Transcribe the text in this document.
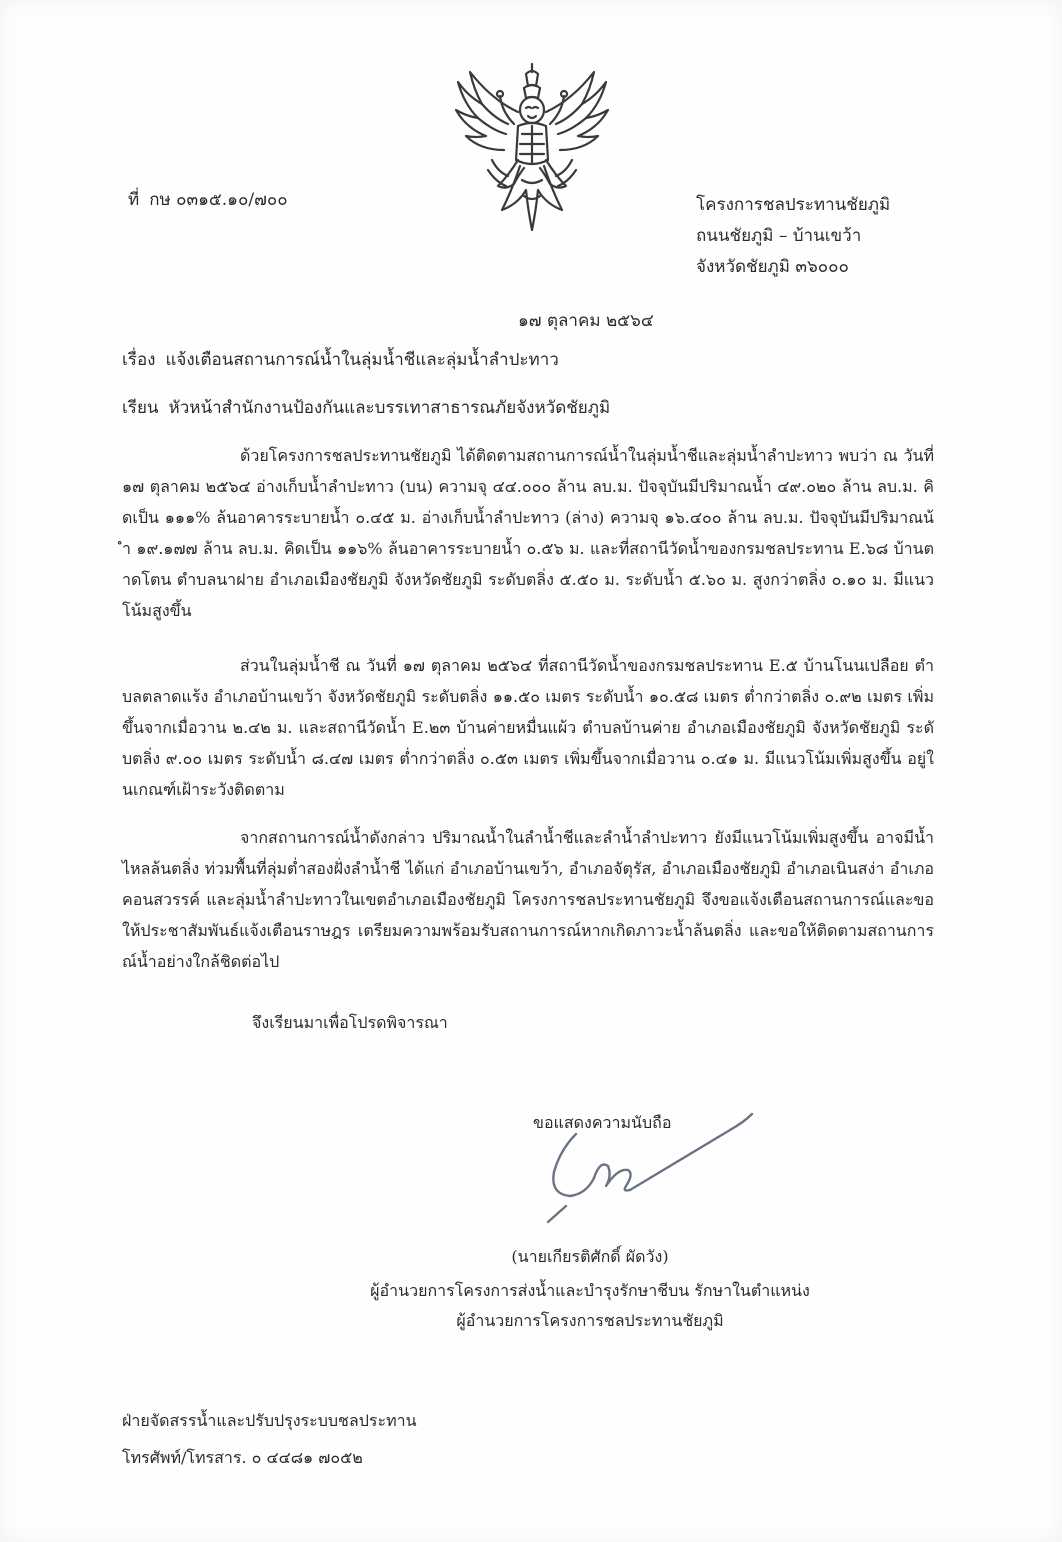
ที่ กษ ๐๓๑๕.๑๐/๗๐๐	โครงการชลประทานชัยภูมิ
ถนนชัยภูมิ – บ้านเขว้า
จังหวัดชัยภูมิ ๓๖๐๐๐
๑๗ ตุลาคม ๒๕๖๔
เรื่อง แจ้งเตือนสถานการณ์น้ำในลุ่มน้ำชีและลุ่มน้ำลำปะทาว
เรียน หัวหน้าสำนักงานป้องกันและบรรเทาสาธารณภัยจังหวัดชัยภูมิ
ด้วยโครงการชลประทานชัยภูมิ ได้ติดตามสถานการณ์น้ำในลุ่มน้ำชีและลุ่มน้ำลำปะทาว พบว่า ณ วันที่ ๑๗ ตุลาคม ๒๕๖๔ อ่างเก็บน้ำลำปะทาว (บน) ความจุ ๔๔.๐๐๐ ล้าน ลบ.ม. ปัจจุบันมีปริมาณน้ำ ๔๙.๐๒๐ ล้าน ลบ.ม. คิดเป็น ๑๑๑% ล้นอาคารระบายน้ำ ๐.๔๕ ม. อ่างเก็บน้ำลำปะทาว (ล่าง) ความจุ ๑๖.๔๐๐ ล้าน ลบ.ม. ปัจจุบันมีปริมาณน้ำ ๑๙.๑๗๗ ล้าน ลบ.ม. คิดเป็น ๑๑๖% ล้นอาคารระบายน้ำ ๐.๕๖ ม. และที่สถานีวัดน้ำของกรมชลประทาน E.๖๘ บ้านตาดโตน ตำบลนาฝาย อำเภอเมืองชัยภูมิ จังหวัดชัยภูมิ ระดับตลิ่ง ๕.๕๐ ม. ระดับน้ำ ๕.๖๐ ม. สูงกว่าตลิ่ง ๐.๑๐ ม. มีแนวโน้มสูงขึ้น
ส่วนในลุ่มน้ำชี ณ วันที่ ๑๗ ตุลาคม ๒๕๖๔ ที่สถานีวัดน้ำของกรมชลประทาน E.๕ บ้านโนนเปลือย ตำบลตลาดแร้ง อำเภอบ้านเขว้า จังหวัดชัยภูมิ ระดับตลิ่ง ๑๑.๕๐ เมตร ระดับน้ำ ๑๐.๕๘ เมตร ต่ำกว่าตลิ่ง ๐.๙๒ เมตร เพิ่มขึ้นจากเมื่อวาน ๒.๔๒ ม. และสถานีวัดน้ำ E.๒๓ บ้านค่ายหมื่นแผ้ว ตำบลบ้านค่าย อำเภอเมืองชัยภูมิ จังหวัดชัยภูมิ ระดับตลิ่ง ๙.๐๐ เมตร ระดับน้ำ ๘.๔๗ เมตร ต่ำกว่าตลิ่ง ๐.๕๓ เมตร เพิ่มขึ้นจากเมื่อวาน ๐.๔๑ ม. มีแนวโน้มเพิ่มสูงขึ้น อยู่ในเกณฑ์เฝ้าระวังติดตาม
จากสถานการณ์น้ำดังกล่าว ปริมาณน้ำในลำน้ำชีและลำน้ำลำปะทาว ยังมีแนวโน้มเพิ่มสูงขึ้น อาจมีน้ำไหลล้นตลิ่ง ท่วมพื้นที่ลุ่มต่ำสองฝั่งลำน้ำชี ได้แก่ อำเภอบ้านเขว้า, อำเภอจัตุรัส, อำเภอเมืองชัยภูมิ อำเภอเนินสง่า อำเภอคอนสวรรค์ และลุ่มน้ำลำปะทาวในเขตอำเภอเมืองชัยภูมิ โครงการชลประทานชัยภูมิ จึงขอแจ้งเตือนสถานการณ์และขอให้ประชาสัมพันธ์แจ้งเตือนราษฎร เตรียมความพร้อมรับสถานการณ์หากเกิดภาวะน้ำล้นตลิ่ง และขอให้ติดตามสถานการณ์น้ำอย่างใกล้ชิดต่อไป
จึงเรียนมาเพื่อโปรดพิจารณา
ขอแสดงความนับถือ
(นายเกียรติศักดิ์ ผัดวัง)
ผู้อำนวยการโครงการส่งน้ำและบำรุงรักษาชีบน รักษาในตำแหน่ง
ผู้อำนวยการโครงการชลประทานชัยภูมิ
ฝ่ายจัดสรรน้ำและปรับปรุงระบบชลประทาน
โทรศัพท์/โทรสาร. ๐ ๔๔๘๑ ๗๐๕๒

□ □ □ □ □ □ □

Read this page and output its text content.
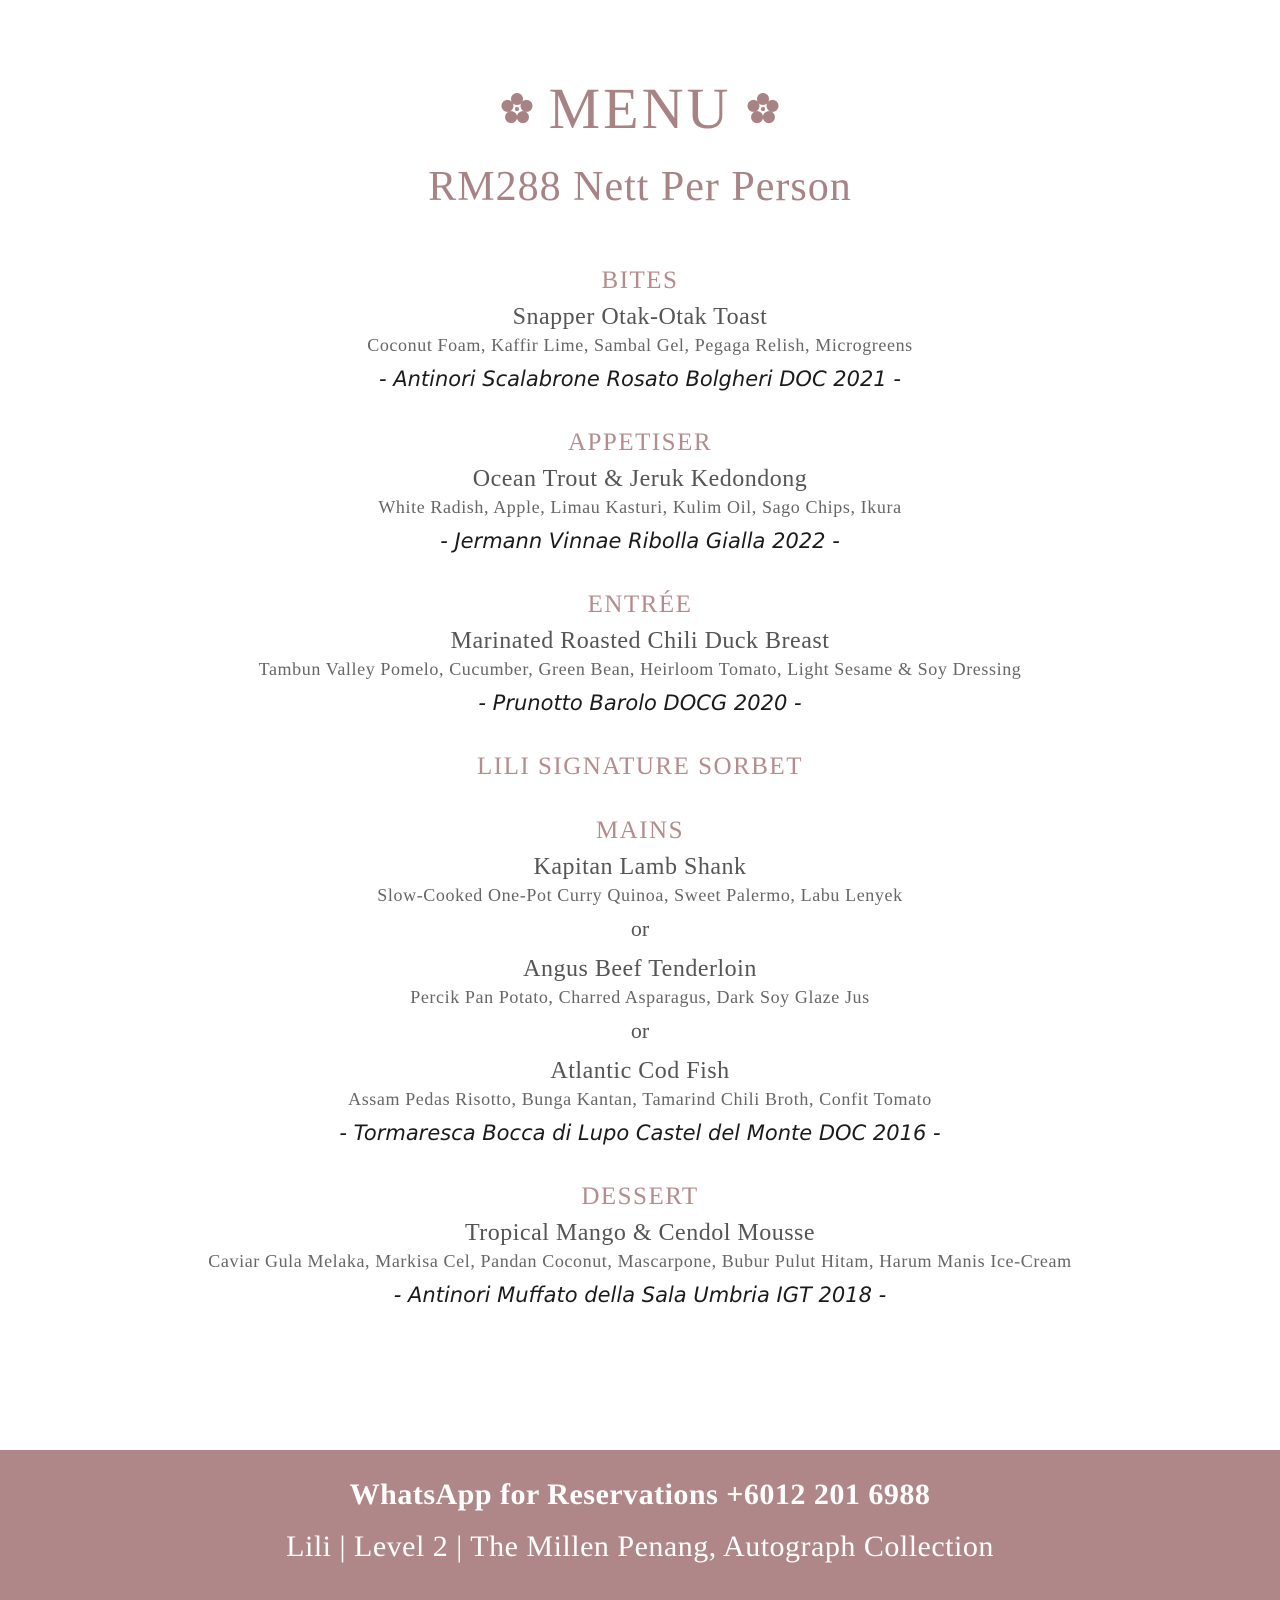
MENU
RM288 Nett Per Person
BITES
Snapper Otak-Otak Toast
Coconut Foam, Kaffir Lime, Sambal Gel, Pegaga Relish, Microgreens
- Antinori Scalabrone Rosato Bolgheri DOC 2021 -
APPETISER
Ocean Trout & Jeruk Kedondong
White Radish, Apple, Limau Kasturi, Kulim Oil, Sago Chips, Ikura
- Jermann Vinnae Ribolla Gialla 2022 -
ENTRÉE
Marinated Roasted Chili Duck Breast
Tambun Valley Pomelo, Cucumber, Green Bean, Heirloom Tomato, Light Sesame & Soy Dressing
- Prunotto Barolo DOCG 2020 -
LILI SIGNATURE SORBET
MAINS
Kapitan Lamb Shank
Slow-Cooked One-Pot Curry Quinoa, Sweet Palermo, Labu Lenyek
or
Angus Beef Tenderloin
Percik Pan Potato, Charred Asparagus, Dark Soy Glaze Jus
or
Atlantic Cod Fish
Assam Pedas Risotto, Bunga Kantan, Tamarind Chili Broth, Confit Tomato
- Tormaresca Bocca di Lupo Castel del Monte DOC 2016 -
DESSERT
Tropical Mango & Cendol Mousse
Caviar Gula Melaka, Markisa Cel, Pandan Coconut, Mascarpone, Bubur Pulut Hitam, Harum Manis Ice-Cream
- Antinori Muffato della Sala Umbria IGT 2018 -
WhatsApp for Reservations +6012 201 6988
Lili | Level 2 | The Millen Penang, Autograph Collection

□ □ □ □ □ □ □

• WHAT YOU ARE ASKED TO DO: Identify the lines above with the word "Antinori". Copy them.

• SOLUTION FOR THIS TASK:
- Antinori Scalabrone Rosato Bolgheri DOC 2021 -
- Antinori Muffato della Sala Umbria IGT 2018 -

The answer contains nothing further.